◆ Work to complete: Check each line of the listing, and copy it if it contains the word "Similarity".

-- START Source records --

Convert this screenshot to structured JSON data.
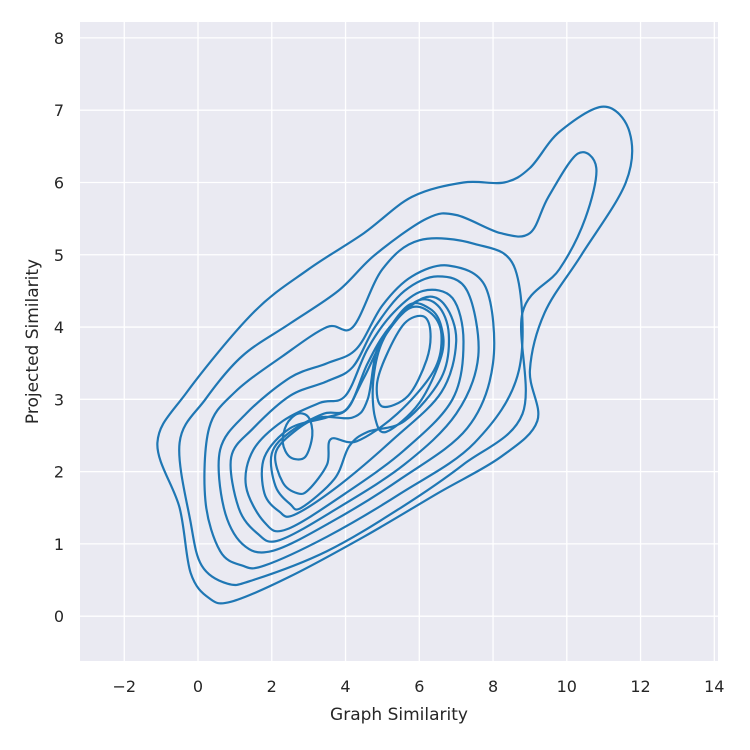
{
  "chart_data": {
    "type": "kde-contour",
    "xlabel": "Graph Similarity",
    "ylabel": "Projected Similarity",
    "xlim": [
      -3.2,
      14.1
    ],
    "ylim": [
      -0.62,
      8.22
    ],
    "xticks": [
      -2,
      0,
      2,
      4,
      6,
      8,
      10,
      12,
      14
    ],
    "xtick_labels": [
      "−2",
      "0",
      "2",
      "4",
      "6",
      "8",
      "10",
      "12",
      "14"
    ],
    "yticks": [
      0,
      1,
      2,
      3,
      4,
      5,
      6,
      7,
      8
    ],
    "ytick_labels": [
      "0",
      "1",
      "2",
      "3",
      "4",
      "5",
      "6",
      "7",
      "8"
    ],
    "grid": true,
    "background": "#eaeaf2",
    "grid_color": "#ffffff",
    "line_color": "#1f77b4",
    "contours": [
      {
        "level": 1,
        "points": [
          [
            0.9,
            0.2
          ],
          [
            2.5,
            0.55
          ],
          [
            4.5,
            1.1
          ],
          [
            6.5,
            1.7
          ],
          [
            8.2,
            2.2
          ],
          [
            9.2,
            2.7
          ],
          [
            9.0,
            3.4
          ],
          [
            9.4,
            4.2
          ],
          [
            10.4,
            5.0
          ],
          [
            11.6,
            6.0
          ],
          [
            11.7,
            6.7
          ],
          [
            11.0,
            7.05
          ],
          [
            9.8,
            6.7
          ],
          [
            9.0,
            6.2
          ],
          [
            8.3,
            6.0
          ],
          [
            7.2,
            6.0
          ],
          [
            5.8,
            5.8
          ],
          [
            4.5,
            5.3
          ],
          [
            3.0,
            4.8
          ],
          [
            1.5,
            4.2
          ],
          [
            -0.3,
            3.1
          ],
          [
            -1.1,
            2.4
          ],
          [
            -0.5,
            1.5
          ],
          [
            -0.2,
            0.6
          ],
          [
            0.3,
            0.25
          ]
        ]
      },
      {
        "level": 2,
        "points": [
          [
            1.5,
            0.5
          ],
          [
            3.5,
            0.9
          ],
          [
            5.5,
            1.5
          ],
          [
            7.2,
            2.1
          ],
          [
            8.8,
            2.8
          ],
          [
            8.8,
            4.2
          ],
          [
            9.8,
            4.8
          ],
          [
            10.5,
            5.5
          ],
          [
            10.8,
            6.2
          ],
          [
            10.3,
            6.4
          ],
          [
            9.5,
            5.8
          ],
          [
            9.0,
            5.3
          ],
          [
            8.2,
            5.3
          ],
          [
            7.0,
            5.55
          ],
          [
            6.2,
            5.5
          ],
          [
            4.8,
            5.0
          ],
          [
            3.8,
            4.5
          ],
          [
            2.5,
            4.05
          ],
          [
            1.2,
            3.6
          ],
          [
            0.2,
            3.0
          ],
          [
            -0.5,
            2.4
          ],
          [
            -0.2,
            1.3
          ],
          [
            0.1,
            0.7
          ],
          [
            0.8,
            0.45
          ]
        ]
      },
      {
        "level": 3,
        "points": [
          [
            1.8,
            0.7
          ],
          [
            3.5,
            1.1
          ],
          [
            5.5,
            1.7
          ],
          [
            7.5,
            2.4
          ],
          [
            8.7,
            3.4
          ],
          [
            8.6,
            4.8
          ],
          [
            7.5,
            5.15
          ],
          [
            6.0,
            5.2
          ],
          [
            5.0,
            4.8
          ],
          [
            4.2,
            4.0
          ],
          [
            3.5,
            4.0
          ],
          [
            2.3,
            3.6
          ],
          [
            1.0,
            3.1
          ],
          [
            0.3,
            2.6
          ],
          [
            0.2,
            1.6
          ],
          [
            0.6,
            0.9
          ],
          [
            1.2,
            0.7
          ]
        ]
      },
      {
        "level": 4,
        "points": [
          [
            2.0,
            0.9
          ],
          [
            3.6,
            1.3
          ],
          [
            5.5,
            1.9
          ],
          [
            7.3,
            2.6
          ],
          [
            8.0,
            3.5
          ],
          [
            7.8,
            4.55
          ],
          [
            6.8,
            4.85
          ],
          [
            5.8,
            4.7
          ],
          [
            5.0,
            4.3
          ],
          [
            4.3,
            3.7
          ],
          [
            3.5,
            3.5
          ],
          [
            2.5,
            3.3
          ],
          [
            1.3,
            2.8
          ],
          [
            0.6,
            2.3
          ],
          [
            0.7,
            1.5
          ],
          [
            1.2,
            1.0
          ]
        ]
      },
      {
        "level": 5,
        "points": [
          [
            2.2,
            1.05
          ],
          [
            3.8,
            1.5
          ],
          [
            5.6,
            2.1
          ],
          [
            7.0,
            2.8
          ],
          [
            7.6,
            3.6
          ],
          [
            7.3,
            4.5
          ],
          [
            6.5,
            4.7
          ],
          [
            5.6,
            4.5
          ],
          [
            4.8,
            4.0
          ],
          [
            4.2,
            3.45
          ],
          [
            3.5,
            3.25
          ],
          [
            2.5,
            3.05
          ],
          [
            1.5,
            2.6
          ],
          [
            0.9,
            2.2
          ],
          [
            1.1,
            1.5
          ],
          [
            1.6,
            1.15
          ]
        ]
      },
      {
        "level": 6,
        "points": [
          [
            2.4,
            1.2
          ],
          [
            4.0,
            1.7
          ],
          [
            5.6,
            2.3
          ],
          [
            6.9,
            3.0
          ],
          [
            7.2,
            3.8
          ],
          [
            6.9,
            4.4
          ],
          [
            6.1,
            4.5
          ],
          [
            5.3,
            4.2
          ],
          [
            4.6,
            3.7
          ],
          [
            4.0,
            3.05
          ],
          [
            3.3,
            2.95
          ],
          [
            2.3,
            2.7
          ],
          [
            1.5,
            2.3
          ],
          [
            1.3,
            1.8
          ],
          [
            1.8,
            1.3
          ]
        ]
      },
      {
        "level": 7,
        "points": [
          [
            2.6,
            1.4
          ],
          [
            3.8,
            1.8
          ],
          [
            5.3,
            2.45
          ],
          [
            6.6,
            3.1
          ],
          [
            7.0,
            3.8
          ],
          [
            6.7,
            4.3
          ],
          [
            6.1,
            4.4
          ],
          [
            5.2,
            4.0
          ],
          [
            4.6,
            3.5
          ],
          [
            4.1,
            2.9
          ],
          [
            3.5,
            2.75
          ],
          [
            2.5,
            2.6
          ],
          [
            1.8,
            2.2
          ],
          [
            1.8,
            1.7
          ],
          [
            2.2,
            1.45
          ]
        ]
      },
      {
        "level": 8,
        "points": [
          [
            2.8,
            1.5
          ],
          [
            3.7,
            1.9
          ],
          [
            4.1,
            2.35
          ],
          [
            4.6,
            2.55
          ],
          [
            5.6,
            2.7
          ],
          [
            6.6,
            3.3
          ],
          [
            6.8,
            3.9
          ],
          [
            6.5,
            4.3
          ],
          [
            5.9,
            4.35
          ],
          [
            5.1,
            3.9
          ],
          [
            4.5,
            3.3
          ],
          [
            4.0,
            2.85
          ],
          [
            3.4,
            2.8
          ],
          [
            2.5,
            2.55
          ],
          [
            2.0,
            2.25
          ],
          [
            2.1,
            1.8
          ],
          [
            2.5,
            1.55
          ]
        ]
      },
      {
        "level": 9,
        "points": [
          [
            3.0,
            1.75
          ],
          [
            3.5,
            2.1
          ],
          [
            3.6,
            2.45
          ],
          [
            4.3,
            2.42
          ],
          [
            5.4,
            2.8
          ],
          [
            6.4,
            3.4
          ],
          [
            6.6,
            3.9
          ],
          [
            6.3,
            4.2
          ],
          [
            5.7,
            4.25
          ],
          [
            4.9,
            3.75
          ],
          [
            4.6,
            3.0
          ],
          [
            4.2,
            2.75
          ],
          [
            3.3,
            2.75
          ],
          [
            2.6,
            2.55
          ],
          [
            2.1,
            2.25
          ],
          [
            2.3,
            1.85
          ],
          [
            2.7,
            1.7
          ]
        ]
      },
      {
        "level": 10,
        "points": [
          [
            5.1,
            2.55
          ],
          [
            6.0,
            2.95
          ],
          [
            6.6,
            3.6
          ],
          [
            6.6,
            4.0
          ],
          [
            6.3,
            4.25
          ],
          [
            5.7,
            4.3
          ],
          [
            5.0,
            3.8
          ],
          [
            4.75,
            3.25
          ],
          [
            4.8,
            2.75
          ]
        ]
      },
      {
        "level": 11,
        "points": [
          [
            5.0,
            2.9
          ],
          [
            5.7,
            3.05
          ],
          [
            6.2,
            3.55
          ],
          [
            6.3,
            3.95
          ],
          [
            6.1,
            4.15
          ],
          [
            5.6,
            4.05
          ],
          [
            5.1,
            3.6
          ],
          [
            4.85,
            3.2
          ]
        ]
      },
      {
        "level": 12,
        "points": [
          [
            2.5,
            2.2
          ],
          [
            2.9,
            2.2
          ],
          [
            3.1,
            2.5
          ],
          [
            3.0,
            2.75
          ],
          [
            2.7,
            2.8
          ],
          [
            2.4,
            2.65
          ],
          [
            2.3,
            2.4
          ]
        ]
      }
    ]
  }
}
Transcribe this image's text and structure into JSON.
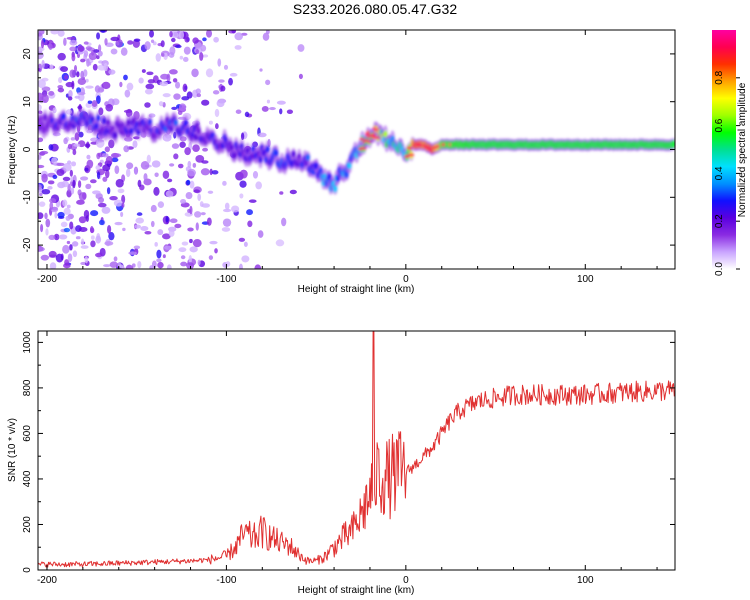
{
  "title": "S233.2026.080.05.47.G32",
  "chart_data": [
    {
      "type": "heatmap",
      "panel": "spectrogram",
      "xlabel": "Height of straight line (km)",
      "ylabel": "Frequency (Hz)",
      "xlim": [
        -205,
        150
      ],
      "ylim": [
        -25,
        25
      ],
      "xticks": [
        -200,
        -100,
        0,
        100
      ],
      "yticks": [
        -20,
        -10,
        0,
        10,
        20
      ],
      "colorbar": {
        "label": "Normalized spectral amplitude",
        "range": [
          0,
          1
        ],
        "ticks": [
          0.0,
          0.2,
          0.4,
          0.6,
          0.8
        ],
        "tick_labels": [
          "0.0",
          "0.2",
          "0.4",
          "0.6",
          "0.8"
        ],
        "colors": [
          "#ffffff",
          "#c9a4ff",
          "#8a2be2",
          "#5a00e0",
          "#1010ff",
          "#0090ff",
          "#00e0ff",
          "#00e090",
          "#00ff00",
          "#a0ff00",
          "#ffff00",
          "#ffa000",
          "#ff3000",
          "#ff0050",
          "#ff00a0"
        ]
      },
      "ridge": {
        "x": [
          -205,
          -190,
          -180,
          -170,
          -160,
          -150,
          -140,
          -130,
          -120,
          -110,
          -100,
          -90,
          -80,
          -70,
          -60,
          -50,
          -45,
          -40,
          -35,
          -30,
          -25,
          -20,
          -15,
          -10,
          -5,
          0,
          5,
          10,
          15,
          20,
          40,
          60,
          80,
          100,
          120,
          150
        ],
        "y": [
          5,
          6,
          6,
          5,
          4,
          5,
          4,
          5,
          4,
          3,
          1,
          -1,
          -1,
          -2,
          -2,
          -4,
          -6,
          -7,
          -5,
          -2,
          1,
          3,
          3,
          2,
          0,
          -1,
          1,
          1,
          0,
          1,
          1,
          1,
          1,
          1,
          1,
          1
        ],
        "amplitude": [
          0.25,
          0.3,
          0.35,
          0.3,
          0.25,
          0.3,
          0.3,
          0.35,
          0.3,
          0.3,
          0.3,
          0.3,
          0.3,
          0.35,
          0.3,
          0.4,
          0.45,
          0.45,
          0.4,
          0.45,
          0.6,
          0.9,
          0.8,
          0.6,
          0.5,
          0.55,
          0.9,
          0.85,
          0.9,
          0.65,
          0.6,
          0.6,
          0.6,
          0.6,
          0.6,
          0.6
        ]
      }
    },
    {
      "type": "line",
      "panel": "snr",
      "xlabel": "Height of straight line (km)",
      "ylabel": "SNR (10 * v/v)",
      "xlim": [
        -205,
        150
      ],
      "ylim": [
        0,
        1050
      ],
      "xticks": [
        -200,
        -100,
        0,
        100
      ],
      "yticks": [
        0,
        200,
        400,
        600,
        800,
        1000
      ],
      "color": "#e03030",
      "envelope": {
        "x": [
          -205,
          -180,
          -160,
          -140,
          -120,
          -110,
          -100,
          -95,
          -90,
          -85,
          -80,
          -75,
          -70,
          -65,
          -60,
          -55,
          -50,
          -45,
          -40,
          -35,
          -30,
          -25,
          -20,
          -18,
          -15,
          -10,
          -5,
          0,
          5,
          10,
          15,
          20,
          25,
          30,
          40,
          60,
          80,
          100,
          120,
          150
        ],
        "y": [
          25,
          25,
          30,
          35,
          40,
          45,
          60,
          100,
          160,
          140,
          170,
          140,
          120,
          110,
          70,
          40,
          40,
          60,
          100,
          140,
          170,
          240,
          330,
          400,
          420,
          400,
          430,
          430,
          460,
          500,
          540,
          600,
          660,
          700,
          740,
          770,
          770,
          770,
          780,
          790
        ]
      },
      "spike": {
        "x": -18,
        "y": 1050
      }
    }
  ]
}
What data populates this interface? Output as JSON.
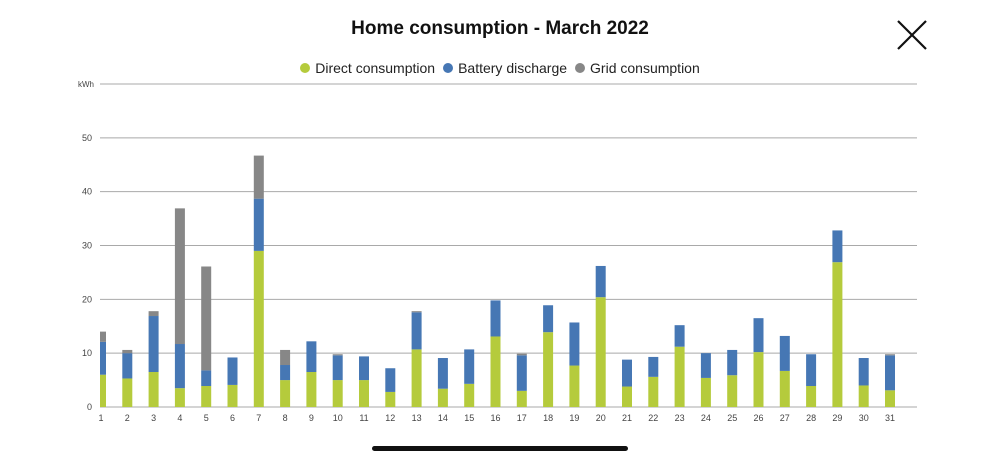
{
  "header": {
    "title": "Home consumption - March 2022",
    "close_icon": "close-x-icon"
  },
  "chart_data": {
    "type": "bar",
    "stacked": true,
    "title": "Home consumption - March 2022",
    "ylabel": "kWh",
    "xlabel": "",
    "ylim": [
      0,
      60
    ],
    "yticks": [
      0,
      10,
      20,
      30,
      40,
      50
    ],
    "grid": true,
    "legend": "top",
    "categories": [
      "1",
      "2",
      "3",
      "4",
      "5",
      "6",
      "7",
      "8",
      "9",
      "10",
      "11",
      "12",
      "13",
      "14",
      "15",
      "16",
      "17",
      "18",
      "19",
      "20",
      "21",
      "22",
      "23",
      "24",
      "25",
      "26",
      "27",
      "28",
      "29",
      "30",
      "31"
    ],
    "series": [
      {
        "name": "Direct consumption",
        "color": "#b5cb3c",
        "values": [
          6.0,
          5.3,
          6.5,
          3.5,
          3.9,
          4.1,
          29.0,
          5.0,
          6.5,
          5.0,
          5.0,
          2.8,
          10.7,
          3.4,
          4.3,
          13.1,
          3.0,
          13.9,
          7.7,
          20.4,
          3.8,
          5.6,
          11.2,
          5.4,
          5.9,
          10.2,
          6.7,
          3.9,
          26.9,
          4.0,
          3.1
        ]
      },
      {
        "name": "Battery discharge",
        "color": "#4677b4",
        "values": [
          6.1,
          4.7,
          10.4,
          8.2,
          2.9,
          5.1,
          9.7,
          2.8,
          5.7,
          4.6,
          4.4,
          4.4,
          6.9,
          5.7,
          6.4,
          6.7,
          6.6,
          5.0,
          8.0,
          5.8,
          5.0,
          3.7,
          4.0,
          4.6,
          4.7,
          6.3,
          6.5,
          5.9,
          5.9,
          5.1,
          6.5
        ]
      },
      {
        "name": "Grid consumption",
        "color": "#878787",
        "values": [
          1.9,
          0.6,
          0.9,
          25.2,
          19.3,
          0,
          8.0,
          2.8,
          0,
          0.2,
          0,
          0,
          0.2,
          0,
          0,
          0,
          0.3,
          0,
          0,
          0,
          0,
          0,
          0,
          0,
          0,
          0,
          0,
          0,
          0,
          0,
          0.2
        ]
      }
    ]
  }
}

-- END Source records --

◆ Answer to the problem:
    "xlabel": "Graph Similarity",
    "ylabel": "Projected Similarity",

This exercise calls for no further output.